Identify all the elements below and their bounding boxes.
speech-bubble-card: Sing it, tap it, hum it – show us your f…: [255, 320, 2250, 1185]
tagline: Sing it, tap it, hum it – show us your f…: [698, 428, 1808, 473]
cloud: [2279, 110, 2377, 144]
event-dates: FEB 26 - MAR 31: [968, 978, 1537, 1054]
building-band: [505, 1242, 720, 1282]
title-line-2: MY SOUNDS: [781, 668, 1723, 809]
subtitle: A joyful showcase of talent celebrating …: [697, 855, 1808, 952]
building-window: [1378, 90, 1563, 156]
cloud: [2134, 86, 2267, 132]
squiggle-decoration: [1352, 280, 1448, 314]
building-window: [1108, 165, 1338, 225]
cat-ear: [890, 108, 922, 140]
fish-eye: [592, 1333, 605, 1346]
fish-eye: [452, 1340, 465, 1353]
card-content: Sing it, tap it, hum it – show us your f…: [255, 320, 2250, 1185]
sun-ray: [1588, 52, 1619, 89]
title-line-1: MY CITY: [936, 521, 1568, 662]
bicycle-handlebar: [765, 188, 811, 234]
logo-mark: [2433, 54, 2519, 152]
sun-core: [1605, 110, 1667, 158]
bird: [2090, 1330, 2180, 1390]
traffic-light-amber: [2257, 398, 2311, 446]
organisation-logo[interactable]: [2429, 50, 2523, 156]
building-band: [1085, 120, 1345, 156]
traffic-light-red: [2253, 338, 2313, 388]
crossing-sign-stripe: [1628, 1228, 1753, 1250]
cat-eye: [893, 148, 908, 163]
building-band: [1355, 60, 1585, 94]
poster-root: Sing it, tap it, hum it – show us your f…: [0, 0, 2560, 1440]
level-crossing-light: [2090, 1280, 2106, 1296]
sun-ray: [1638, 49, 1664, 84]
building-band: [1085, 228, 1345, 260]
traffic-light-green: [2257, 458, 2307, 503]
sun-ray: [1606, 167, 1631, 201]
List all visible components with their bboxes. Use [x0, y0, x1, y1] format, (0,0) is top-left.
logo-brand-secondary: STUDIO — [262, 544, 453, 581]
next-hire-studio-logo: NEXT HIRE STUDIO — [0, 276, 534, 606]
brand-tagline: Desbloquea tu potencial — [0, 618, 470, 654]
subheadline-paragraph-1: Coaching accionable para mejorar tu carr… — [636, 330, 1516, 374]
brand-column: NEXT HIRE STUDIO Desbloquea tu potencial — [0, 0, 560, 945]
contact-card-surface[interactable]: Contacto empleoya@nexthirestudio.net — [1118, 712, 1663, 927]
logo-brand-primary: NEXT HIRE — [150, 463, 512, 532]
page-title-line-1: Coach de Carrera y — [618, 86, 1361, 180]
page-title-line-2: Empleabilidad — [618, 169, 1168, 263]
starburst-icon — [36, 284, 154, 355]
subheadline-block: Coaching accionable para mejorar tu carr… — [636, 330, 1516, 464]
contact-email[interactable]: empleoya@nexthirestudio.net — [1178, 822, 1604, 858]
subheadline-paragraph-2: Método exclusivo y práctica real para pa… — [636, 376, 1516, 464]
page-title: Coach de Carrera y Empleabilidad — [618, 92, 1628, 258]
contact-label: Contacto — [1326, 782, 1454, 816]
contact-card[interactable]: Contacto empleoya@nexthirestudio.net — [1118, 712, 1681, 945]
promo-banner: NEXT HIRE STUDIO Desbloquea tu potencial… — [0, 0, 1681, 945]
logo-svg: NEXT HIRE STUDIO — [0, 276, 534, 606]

- [GIVEN TASK] Show every line in the entries above that contains the word "Carrera". Case counts.

- [EXERCISE RESPONSE]
page-title-line-1: Coach de Carrera y — [618, 86, 1361, 180]
page-title: Coach de Carrera y Empleabilidad — [618, 92, 1628, 258]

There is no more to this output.